** Stated problem **
Format the data from its first line through the line containing "1175, 800, 1263]", both ends included, as a numbered list without blank lines.
** start of Provided material **
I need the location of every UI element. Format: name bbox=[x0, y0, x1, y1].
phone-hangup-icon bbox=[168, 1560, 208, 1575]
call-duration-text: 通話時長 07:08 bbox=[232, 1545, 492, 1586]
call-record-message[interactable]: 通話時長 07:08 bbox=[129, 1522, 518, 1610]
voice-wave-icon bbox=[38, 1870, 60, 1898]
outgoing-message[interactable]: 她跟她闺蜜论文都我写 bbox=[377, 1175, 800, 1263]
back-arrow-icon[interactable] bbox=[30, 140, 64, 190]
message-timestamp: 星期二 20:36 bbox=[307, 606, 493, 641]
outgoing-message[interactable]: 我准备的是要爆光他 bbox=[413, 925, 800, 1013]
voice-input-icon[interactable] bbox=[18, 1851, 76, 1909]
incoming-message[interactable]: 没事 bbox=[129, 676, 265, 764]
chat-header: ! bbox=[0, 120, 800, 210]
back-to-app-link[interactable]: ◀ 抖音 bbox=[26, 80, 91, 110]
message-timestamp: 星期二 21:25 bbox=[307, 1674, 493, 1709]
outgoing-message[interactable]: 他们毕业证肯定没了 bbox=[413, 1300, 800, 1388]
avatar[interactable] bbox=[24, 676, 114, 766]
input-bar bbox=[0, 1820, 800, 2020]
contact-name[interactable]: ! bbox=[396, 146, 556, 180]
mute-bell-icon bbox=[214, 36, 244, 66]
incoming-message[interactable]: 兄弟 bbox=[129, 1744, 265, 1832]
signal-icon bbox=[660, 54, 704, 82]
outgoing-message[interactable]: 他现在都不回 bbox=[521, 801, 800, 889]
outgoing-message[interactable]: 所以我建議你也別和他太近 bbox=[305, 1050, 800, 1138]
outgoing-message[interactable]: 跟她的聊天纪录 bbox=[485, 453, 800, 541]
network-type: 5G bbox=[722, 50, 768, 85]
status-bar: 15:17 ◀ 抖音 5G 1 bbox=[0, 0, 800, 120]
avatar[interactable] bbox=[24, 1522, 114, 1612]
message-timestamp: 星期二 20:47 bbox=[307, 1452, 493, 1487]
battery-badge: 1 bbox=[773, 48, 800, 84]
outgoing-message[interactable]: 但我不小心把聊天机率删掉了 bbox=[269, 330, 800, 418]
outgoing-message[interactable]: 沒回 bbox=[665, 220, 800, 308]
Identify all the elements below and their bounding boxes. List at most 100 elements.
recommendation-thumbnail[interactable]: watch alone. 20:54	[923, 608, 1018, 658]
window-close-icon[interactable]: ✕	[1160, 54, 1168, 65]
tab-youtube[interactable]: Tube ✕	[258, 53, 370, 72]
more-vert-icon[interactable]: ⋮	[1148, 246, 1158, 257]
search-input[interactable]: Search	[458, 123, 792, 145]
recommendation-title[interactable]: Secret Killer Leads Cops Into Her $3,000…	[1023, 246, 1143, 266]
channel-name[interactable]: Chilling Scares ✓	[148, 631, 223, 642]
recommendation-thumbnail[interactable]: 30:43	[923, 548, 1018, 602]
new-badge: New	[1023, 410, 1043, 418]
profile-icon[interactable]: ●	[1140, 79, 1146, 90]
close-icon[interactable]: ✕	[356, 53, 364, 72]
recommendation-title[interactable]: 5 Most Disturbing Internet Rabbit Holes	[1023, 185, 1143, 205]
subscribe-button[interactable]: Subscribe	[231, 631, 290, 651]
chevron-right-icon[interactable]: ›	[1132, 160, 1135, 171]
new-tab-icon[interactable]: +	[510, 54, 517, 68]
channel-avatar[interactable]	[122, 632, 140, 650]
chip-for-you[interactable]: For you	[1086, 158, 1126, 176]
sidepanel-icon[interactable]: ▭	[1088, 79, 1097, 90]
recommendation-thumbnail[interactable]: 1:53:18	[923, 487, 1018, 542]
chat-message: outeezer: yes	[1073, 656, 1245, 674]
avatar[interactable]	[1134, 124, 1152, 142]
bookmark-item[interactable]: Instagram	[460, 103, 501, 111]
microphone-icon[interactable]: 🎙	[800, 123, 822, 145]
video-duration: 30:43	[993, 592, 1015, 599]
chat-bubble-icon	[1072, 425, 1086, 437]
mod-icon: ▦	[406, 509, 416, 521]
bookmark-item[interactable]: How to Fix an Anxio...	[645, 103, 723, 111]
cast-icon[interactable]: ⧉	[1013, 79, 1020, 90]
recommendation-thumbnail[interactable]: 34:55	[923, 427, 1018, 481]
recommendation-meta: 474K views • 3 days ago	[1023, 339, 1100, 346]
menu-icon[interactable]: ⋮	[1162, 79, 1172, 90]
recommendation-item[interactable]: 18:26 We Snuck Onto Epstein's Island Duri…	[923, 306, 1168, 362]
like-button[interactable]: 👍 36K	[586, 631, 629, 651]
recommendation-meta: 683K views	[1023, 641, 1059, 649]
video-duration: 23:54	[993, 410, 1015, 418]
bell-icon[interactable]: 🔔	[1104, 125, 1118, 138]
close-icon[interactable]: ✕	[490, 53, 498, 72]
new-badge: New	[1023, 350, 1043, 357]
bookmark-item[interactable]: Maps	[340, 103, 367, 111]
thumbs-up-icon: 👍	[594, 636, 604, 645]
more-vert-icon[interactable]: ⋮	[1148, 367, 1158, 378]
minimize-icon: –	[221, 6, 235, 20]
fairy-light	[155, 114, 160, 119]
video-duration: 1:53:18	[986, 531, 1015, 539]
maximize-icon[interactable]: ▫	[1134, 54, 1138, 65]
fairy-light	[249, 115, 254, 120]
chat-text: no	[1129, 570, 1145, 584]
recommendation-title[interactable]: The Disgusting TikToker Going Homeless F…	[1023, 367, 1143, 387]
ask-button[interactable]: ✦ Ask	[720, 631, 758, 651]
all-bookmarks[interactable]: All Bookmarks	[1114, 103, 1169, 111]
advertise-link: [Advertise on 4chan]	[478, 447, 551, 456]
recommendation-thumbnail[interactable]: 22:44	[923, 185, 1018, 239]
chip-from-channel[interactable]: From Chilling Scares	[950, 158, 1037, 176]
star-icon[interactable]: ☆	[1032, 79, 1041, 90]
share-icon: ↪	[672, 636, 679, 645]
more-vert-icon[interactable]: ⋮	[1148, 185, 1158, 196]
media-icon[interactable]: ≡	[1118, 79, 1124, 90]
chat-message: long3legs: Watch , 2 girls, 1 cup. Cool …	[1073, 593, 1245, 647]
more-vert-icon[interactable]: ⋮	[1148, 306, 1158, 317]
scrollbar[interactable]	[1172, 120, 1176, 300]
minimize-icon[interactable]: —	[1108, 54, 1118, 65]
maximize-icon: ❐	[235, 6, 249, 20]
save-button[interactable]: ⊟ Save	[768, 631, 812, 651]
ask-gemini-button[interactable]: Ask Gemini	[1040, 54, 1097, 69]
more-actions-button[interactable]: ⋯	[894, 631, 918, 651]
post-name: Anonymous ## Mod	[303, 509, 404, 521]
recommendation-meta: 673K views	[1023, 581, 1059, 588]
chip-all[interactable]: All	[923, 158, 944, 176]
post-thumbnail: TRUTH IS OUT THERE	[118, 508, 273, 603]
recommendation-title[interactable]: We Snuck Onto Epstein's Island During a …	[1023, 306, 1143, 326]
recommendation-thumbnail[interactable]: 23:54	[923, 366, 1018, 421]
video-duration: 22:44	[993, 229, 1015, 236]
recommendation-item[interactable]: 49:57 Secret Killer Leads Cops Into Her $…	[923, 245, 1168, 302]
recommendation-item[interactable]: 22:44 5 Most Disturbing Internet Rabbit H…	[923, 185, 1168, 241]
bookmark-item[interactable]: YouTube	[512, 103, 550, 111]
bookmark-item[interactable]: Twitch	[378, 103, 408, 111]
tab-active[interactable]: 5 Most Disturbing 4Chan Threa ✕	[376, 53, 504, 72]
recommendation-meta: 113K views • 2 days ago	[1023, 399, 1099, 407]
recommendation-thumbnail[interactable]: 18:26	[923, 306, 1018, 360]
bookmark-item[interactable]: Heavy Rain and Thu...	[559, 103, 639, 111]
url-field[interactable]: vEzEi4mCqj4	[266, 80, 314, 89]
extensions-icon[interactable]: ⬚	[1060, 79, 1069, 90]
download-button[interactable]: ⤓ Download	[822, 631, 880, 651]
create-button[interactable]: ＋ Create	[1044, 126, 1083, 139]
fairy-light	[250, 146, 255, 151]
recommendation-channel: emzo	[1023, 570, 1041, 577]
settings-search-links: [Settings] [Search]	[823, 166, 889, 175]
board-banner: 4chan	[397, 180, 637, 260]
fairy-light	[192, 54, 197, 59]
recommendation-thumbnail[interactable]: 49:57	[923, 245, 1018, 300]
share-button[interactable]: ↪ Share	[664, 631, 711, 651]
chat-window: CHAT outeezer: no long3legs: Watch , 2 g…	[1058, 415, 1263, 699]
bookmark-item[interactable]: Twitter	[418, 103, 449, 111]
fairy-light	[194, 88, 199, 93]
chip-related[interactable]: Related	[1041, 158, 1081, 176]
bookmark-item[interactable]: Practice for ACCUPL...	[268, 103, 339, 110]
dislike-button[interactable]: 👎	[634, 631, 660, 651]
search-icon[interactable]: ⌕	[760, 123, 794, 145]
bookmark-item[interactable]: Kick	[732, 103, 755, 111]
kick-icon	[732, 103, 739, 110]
** end of Provided material **
** Right answer **
1. I need the location of every UI element. Format: name bbox=[x0, y0, x1, y1].
2. phone-hangup-icon bbox=[168, 1560, 208, 1575]
3. call-duration-text: 通話時長 07:08 bbox=[232, 1545, 492, 1586]
4. call-record-message[interactable]: 通話時長 07:08 bbox=[129, 1522, 518, 1610]
5. voice-wave-icon bbox=[38, 1870, 60, 1898]
6. outgoing-message[interactable]: 她跟她闺蜜论文都我写 bbox=[377, 1175, 800, 1263]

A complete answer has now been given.